PROVIDED TEXT ::
Audit and Risk Committee Terms of Reference (730kB pdf)
Introduction
1.Constitution
1.1 The Audit and Risk Committee (the Committee) is established by the Integrated Care Board (the Board or ICB) as a Committee of the Board in accordance with its Constitution, Standing Financial Instructions (SFIs), Standing Orders and Scheme of Reservation and Delegation (SoRD).
1.2 These Terms of Reference (ToR) set out the membership, remit, responsibilities, and reporting arrangements of the Committee and may only be changed with the approval of the Board. They will be published as part of the Governance Handbook on the ICB’s website.
1.3 The Committee is a non-executive committee of the Board and its members, including those who are not members of the Board, are bound by the Standing Orders and other policies of the ICB.
2. Authority
2.1 The Committee is authorised by the Board to:
Investigate any activity within its ToR;
- Seek any information it requires within its remit, from any employee or member of the ICB (who are directed to co-operate with any request made by the Committee) within its remit as outlined in these ToR;
- Commission any reports it deems necessary to help fulfil its obligations;
- Obtain legal or other independent professional advice and secure the attendance of advisors with relevant expertise if it considers this is necessary to fulfil its functions. In doing so, the Committee must follow any procedures put in place by the ICB for obtaining legal or professional advice;
- Create task and finish sub-groups in order to take forward specific programmes of work as considered necessary by the Committee’s members. The Committee shall determine the membership and ToR of any such task and finish sub-groups in accordance with the ICB’s Constitution, Standing Orders and SoRD but may not delegate any decisions to such groups
2.2 For the avoidance of doubt, the Committee will comply with, the ICB Standing Orders, SFIs and the SoRD,
2.3 The Committee has no executive powers, other than those delegated in the SoRD and specified in these ToR
3.Purpose
3.1 To contribute to the overall delivery of the ICB objectives by providing oversight and assurance to the Board on the adequacy of governance, risk management and internal control processes within the ICB.
3.2 The duties of the Committee will be driven by the organisation’s objectives and the associated risks. An annual programme of business will be agreed before the start of the financial year; however this will be flexible to new and emerging priorities and risks.
4. Responsibilities of the Committee
4.1 The Committee’s duties are as follows:
Integrated governance, risk management and internal control
4.2 To review the adequacy and effectiveness of the system of integrated governance, risk management and internal control across the whole of the ICB’s activities that support the achievement of its objectives, and to highlight any areas of weakness to the Board.
4.3 To ensure that financial systems and governance are established which facilitate compliance with DHSC’s Group Accounting Manual.
4.4 To review the adequacy and effectiveness of the assurance processes that indicate the degree of achievement of the ICB’s objectives, the effectiveness of the management of principal risks.
4.5 To have oversight of system risks where they relate to the achievement of the ICB’s objectives.

REQUIRED TASKS ::
1 - In the terms of reference, rewrite the passage starting with "3.2 The duties" and going on through "to the Board.", changing every "objectives" to "goals".
2 - List the governing documents that section 1.1 of the terms of reference names as the basis on which the Committee is established.

Layout element entries
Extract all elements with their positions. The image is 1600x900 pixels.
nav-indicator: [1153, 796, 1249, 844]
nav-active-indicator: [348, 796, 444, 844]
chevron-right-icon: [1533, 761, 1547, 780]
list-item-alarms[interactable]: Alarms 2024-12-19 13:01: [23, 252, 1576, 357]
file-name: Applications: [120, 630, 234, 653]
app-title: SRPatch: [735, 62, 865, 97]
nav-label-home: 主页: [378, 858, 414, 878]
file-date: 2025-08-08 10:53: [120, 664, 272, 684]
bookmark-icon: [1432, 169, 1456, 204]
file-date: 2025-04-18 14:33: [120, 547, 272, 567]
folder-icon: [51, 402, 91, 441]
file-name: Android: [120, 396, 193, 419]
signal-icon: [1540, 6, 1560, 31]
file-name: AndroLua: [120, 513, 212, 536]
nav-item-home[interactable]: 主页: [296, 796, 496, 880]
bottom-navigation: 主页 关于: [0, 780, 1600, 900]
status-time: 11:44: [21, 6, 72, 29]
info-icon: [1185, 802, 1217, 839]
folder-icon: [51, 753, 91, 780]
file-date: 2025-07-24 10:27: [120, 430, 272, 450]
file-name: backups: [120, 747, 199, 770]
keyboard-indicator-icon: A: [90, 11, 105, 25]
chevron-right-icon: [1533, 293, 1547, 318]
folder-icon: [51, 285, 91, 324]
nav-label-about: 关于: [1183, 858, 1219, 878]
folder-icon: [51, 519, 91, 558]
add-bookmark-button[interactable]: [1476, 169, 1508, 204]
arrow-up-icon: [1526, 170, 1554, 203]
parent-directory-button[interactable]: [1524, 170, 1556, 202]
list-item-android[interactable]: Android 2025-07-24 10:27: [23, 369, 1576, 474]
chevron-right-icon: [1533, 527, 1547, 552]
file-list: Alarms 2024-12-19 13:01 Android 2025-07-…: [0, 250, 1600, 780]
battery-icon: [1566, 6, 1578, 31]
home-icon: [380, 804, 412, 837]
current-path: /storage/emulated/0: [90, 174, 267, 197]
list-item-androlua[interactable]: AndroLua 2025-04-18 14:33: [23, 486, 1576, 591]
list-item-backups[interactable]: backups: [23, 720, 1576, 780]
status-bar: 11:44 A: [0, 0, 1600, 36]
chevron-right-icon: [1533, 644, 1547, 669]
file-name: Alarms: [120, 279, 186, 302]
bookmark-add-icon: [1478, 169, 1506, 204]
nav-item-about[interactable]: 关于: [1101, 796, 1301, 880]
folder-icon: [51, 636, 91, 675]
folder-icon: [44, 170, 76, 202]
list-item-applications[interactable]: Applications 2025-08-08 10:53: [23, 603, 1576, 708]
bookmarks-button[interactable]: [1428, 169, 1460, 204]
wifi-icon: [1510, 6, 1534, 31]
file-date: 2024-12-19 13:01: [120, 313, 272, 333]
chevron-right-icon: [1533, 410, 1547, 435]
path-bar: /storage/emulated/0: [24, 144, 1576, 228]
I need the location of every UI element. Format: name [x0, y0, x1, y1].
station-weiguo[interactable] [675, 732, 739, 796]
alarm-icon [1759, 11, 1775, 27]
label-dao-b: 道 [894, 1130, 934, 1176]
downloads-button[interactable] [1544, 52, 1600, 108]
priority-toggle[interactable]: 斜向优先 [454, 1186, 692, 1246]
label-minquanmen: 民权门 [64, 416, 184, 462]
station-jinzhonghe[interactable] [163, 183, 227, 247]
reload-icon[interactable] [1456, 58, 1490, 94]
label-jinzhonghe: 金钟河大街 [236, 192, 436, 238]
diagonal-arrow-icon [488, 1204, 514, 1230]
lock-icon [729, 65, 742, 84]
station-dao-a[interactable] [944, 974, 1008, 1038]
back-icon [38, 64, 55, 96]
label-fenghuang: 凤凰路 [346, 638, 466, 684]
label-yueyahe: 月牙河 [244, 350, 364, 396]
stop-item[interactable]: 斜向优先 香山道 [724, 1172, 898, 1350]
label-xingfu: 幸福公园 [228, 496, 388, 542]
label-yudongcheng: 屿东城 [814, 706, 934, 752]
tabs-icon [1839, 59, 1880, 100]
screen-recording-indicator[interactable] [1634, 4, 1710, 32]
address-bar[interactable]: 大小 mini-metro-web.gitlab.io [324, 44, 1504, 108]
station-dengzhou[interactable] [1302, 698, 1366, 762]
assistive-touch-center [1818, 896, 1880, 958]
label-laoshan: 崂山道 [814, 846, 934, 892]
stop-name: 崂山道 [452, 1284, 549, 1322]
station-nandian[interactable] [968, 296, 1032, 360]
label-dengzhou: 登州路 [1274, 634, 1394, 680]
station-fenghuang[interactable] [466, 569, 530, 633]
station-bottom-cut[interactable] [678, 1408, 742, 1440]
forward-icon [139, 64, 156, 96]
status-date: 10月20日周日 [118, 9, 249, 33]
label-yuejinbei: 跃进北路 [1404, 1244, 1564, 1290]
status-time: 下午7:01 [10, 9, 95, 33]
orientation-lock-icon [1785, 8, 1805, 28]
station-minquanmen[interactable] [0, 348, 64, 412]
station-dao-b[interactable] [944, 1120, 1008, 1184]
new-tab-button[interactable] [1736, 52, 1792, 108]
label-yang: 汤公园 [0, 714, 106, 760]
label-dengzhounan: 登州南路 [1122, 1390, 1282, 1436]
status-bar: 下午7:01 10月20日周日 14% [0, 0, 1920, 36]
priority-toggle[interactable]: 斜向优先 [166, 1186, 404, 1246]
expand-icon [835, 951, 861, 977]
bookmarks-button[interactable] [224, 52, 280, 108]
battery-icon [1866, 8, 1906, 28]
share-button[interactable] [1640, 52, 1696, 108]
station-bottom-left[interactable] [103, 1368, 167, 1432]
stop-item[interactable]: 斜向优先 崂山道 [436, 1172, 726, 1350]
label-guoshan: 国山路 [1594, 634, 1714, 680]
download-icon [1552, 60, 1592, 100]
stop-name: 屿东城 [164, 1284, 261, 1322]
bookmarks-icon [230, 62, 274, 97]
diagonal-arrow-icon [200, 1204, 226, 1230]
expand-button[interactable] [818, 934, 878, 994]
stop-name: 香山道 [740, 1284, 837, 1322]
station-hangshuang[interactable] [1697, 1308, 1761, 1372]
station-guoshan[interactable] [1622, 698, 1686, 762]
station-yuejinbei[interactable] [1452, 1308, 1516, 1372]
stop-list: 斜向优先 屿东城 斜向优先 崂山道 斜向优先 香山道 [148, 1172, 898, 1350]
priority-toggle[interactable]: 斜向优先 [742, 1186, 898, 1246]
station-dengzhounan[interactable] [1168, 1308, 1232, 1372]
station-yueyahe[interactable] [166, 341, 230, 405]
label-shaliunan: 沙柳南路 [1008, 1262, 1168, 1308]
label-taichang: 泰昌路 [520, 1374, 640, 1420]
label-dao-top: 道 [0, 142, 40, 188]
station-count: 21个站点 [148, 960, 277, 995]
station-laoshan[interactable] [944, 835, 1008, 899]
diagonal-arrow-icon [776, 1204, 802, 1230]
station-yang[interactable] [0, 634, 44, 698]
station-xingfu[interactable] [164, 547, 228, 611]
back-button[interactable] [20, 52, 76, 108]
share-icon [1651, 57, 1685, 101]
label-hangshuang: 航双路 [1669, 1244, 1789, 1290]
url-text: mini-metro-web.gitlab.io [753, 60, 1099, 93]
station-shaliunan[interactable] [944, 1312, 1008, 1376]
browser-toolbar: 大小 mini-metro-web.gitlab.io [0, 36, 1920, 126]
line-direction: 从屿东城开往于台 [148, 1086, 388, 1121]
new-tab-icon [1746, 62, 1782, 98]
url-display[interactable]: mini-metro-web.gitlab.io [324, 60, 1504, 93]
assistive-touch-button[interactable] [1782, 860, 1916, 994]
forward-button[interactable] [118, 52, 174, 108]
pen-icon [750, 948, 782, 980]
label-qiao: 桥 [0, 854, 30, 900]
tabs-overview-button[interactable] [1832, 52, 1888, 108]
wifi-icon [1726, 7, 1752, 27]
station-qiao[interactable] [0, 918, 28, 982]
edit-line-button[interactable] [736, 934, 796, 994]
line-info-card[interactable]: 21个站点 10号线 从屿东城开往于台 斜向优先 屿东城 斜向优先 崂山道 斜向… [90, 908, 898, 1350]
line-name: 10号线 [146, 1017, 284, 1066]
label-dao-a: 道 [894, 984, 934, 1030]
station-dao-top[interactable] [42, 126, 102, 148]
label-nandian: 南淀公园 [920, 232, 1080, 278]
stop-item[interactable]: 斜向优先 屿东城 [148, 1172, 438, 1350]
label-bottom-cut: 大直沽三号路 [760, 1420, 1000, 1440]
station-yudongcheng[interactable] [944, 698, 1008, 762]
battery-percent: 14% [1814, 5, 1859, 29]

FULL ANSWERS ::
1 -
3.2 The duties of the Committee will be driven by the organisation’s goals and the associated risks. An annual programme of business will be agreed before the start of the financial year; however this will be flexible to new and emerging priorities and risks.
4. Responsibilities of the Committee
4.1 The Committee’s duties are as follows:
Integrated governance, risk management and internal control
4.2 To review the adequacy and effectiveness of the system of integrated governance, risk management and internal control across the whole of the ICB’s activities that support the achievement of its goals, and to highlight any areas of weakness to the Board.

2 -
- Constitution
- Standing Financial Instructions (SFIs)
- Standing Orders
- Scheme of Reservation and Delegation (SoRD)